Some records
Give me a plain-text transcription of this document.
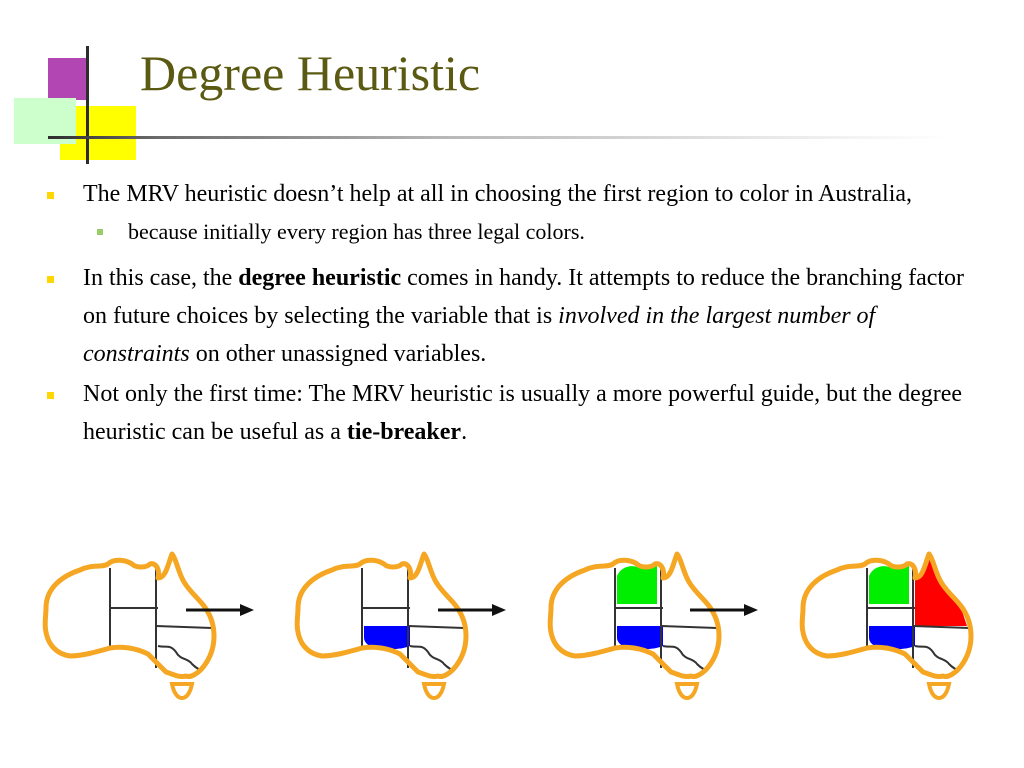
Degree Heuristic
The MRV heuristic doesn’t help at all in choosing the first region to color in Australia,
because initially every region has three legal colors.
In this case, the degree heuristic comes in handy. It attempts to reduce the branching factor on future choices by selecting the variable that is involved in the largest number of constraints on other unassigned variables.
Not only the first time: The MRV heuristic is usually a more powerful guide, but the degree heuristic can be useful as a tie-breaker.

▶ [Aim of the task]: Write out every line above exactly as it is, leaving out the pictures.

▶ [Exercise response]:
Give me a plain-text transcription of this document.
Degree Heuristic
The MRV heuristic doesn’t help at all in choosing the first region to color in Australia,
because initially every region has three legal colors.
In this case, the degree heuristic comes in handy. It attempts to reduce the branching factor on future choices by selecting the variable that is involved in the largest number of constraints on other unassigned variables.
Not only the first time: The MRV heuristic is usually a more powerful guide, but the degree heuristic can be useful as a tie-breaker.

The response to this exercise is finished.